Short problem:
Extract each line bearing the word "name".

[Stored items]
◇ ◇ ◇ ◇

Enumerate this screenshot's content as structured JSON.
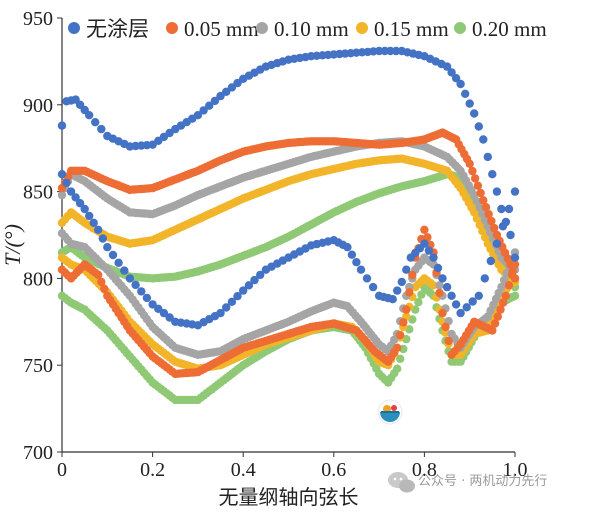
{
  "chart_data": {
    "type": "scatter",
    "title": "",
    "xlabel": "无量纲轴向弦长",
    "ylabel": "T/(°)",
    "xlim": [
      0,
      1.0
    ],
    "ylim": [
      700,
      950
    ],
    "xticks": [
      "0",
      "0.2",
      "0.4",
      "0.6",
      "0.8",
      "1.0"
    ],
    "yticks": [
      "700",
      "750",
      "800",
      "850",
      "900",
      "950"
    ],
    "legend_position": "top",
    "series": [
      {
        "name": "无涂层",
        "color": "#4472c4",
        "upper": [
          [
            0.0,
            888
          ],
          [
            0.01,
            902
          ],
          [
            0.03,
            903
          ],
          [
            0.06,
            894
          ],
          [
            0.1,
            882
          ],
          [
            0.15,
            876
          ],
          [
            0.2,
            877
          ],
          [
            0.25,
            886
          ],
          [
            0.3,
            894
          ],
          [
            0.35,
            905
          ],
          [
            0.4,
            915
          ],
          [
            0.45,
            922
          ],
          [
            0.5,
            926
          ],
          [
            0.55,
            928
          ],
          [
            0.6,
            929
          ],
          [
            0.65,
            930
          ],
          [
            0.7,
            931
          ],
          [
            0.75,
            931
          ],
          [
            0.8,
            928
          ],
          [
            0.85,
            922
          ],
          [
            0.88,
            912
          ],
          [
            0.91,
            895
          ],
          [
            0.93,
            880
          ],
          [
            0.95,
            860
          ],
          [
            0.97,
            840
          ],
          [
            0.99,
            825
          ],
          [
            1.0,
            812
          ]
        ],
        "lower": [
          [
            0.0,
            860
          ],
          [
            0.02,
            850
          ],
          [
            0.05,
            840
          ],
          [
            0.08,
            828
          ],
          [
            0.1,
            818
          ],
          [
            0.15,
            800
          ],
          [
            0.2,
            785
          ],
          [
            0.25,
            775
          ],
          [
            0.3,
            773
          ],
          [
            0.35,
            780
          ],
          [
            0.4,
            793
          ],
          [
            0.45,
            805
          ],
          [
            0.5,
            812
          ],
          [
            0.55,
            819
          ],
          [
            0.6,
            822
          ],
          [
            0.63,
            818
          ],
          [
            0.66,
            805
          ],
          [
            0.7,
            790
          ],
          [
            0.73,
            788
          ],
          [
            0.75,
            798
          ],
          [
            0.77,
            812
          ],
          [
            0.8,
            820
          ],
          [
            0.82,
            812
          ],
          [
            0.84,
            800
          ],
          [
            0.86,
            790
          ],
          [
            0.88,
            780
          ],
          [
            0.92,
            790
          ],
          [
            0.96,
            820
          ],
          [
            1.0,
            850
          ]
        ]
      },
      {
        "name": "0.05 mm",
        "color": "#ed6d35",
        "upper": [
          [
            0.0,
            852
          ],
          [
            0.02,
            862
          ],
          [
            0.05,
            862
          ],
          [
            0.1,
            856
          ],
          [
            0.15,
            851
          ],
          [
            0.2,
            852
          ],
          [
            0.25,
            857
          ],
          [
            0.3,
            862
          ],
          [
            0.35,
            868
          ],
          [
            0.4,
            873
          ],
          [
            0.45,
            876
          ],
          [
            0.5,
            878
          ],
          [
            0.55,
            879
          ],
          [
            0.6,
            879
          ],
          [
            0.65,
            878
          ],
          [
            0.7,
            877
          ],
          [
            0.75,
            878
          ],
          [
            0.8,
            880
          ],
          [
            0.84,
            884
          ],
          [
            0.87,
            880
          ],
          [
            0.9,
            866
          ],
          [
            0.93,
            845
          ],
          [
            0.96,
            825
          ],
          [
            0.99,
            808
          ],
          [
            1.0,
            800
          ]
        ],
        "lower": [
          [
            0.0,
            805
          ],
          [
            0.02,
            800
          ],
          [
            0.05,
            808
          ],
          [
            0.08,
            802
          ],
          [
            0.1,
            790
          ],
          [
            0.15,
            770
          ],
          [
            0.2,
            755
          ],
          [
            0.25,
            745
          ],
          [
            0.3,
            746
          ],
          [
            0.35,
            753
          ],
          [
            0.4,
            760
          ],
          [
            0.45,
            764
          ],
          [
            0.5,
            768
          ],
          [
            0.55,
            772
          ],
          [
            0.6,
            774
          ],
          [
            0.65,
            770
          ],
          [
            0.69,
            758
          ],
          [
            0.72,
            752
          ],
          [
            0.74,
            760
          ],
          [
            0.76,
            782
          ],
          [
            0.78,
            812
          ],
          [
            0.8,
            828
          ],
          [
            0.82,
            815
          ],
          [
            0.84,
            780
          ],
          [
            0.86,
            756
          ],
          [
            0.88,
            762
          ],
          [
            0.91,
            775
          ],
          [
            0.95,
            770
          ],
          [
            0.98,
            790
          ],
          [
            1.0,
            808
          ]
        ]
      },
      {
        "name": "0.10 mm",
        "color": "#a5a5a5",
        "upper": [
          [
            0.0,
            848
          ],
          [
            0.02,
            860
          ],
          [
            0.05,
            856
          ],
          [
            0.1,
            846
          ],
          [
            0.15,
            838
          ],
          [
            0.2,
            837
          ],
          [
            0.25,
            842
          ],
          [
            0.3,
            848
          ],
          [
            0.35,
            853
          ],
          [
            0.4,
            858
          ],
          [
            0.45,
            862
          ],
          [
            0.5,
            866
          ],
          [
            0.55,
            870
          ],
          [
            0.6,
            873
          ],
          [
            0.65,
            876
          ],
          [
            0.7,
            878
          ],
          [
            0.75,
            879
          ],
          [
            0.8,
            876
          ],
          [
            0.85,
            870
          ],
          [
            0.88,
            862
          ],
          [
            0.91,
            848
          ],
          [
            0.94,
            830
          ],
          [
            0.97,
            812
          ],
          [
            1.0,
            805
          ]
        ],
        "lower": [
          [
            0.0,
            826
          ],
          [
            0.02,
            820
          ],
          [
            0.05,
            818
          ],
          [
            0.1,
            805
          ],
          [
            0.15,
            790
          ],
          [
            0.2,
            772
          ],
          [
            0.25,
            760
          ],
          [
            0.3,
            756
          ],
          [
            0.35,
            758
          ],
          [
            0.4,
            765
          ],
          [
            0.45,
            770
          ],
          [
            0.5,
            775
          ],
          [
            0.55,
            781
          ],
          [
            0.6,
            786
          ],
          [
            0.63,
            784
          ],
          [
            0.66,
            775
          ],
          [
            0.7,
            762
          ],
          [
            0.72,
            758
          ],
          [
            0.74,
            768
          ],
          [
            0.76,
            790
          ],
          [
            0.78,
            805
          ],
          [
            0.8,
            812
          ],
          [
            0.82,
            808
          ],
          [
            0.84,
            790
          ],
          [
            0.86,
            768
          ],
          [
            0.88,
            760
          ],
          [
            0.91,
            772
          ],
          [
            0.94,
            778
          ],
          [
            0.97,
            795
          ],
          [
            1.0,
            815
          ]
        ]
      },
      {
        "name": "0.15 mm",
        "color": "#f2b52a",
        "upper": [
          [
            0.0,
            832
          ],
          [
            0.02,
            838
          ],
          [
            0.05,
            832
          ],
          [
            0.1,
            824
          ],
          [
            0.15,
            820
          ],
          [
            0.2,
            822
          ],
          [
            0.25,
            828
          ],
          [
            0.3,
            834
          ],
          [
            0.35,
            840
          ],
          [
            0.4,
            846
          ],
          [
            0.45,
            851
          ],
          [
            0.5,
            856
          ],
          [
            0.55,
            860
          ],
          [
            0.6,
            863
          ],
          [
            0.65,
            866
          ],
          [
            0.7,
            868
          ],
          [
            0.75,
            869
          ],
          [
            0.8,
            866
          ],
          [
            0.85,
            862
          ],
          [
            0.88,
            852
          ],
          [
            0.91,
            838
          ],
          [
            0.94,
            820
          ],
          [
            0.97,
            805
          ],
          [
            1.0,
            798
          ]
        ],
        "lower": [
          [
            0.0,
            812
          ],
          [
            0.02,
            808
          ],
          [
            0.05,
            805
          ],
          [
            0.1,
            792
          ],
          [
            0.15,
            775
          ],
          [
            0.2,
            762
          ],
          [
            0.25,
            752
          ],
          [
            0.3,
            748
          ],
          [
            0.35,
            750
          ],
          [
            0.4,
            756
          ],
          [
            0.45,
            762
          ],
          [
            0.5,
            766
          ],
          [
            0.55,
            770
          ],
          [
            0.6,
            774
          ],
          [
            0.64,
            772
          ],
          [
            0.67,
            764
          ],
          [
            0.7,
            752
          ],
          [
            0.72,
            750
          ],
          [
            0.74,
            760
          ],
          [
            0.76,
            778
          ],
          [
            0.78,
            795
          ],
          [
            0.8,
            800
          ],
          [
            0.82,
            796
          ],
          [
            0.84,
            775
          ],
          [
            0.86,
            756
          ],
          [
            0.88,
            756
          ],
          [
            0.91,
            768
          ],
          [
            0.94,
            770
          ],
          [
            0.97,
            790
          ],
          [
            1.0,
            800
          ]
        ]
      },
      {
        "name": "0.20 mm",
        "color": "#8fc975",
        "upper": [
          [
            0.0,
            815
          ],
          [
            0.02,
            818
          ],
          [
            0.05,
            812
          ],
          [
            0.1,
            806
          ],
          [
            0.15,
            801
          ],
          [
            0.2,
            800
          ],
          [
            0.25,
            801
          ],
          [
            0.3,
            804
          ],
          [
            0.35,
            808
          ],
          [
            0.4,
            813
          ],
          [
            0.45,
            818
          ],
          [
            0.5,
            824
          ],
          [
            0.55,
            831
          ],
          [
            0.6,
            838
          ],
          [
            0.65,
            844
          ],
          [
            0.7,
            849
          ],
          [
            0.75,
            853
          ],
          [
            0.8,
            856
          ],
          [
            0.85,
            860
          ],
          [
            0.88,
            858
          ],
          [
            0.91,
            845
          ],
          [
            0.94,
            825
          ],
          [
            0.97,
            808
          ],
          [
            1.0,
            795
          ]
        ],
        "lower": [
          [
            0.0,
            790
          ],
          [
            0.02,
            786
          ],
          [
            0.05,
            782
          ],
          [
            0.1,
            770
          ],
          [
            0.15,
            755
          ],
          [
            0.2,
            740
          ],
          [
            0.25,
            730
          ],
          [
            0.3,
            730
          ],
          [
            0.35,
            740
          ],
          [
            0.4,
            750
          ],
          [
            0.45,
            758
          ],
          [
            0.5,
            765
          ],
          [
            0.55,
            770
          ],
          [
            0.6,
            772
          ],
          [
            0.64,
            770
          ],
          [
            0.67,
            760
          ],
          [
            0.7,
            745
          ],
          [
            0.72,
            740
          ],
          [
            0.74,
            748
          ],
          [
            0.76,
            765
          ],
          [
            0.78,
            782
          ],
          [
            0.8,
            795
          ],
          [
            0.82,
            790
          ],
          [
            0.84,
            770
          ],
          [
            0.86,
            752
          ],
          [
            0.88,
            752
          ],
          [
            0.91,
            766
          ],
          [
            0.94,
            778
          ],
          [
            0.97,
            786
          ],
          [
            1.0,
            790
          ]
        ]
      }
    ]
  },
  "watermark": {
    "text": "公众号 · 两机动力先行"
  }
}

◇ ◇ ◇ ◇

Output below:
        "name": "无涂层",
        "name": "0.05 mm",
        "name": "0.10 mm",
        "name": "0.15 mm",
        "name": "0.20 mm",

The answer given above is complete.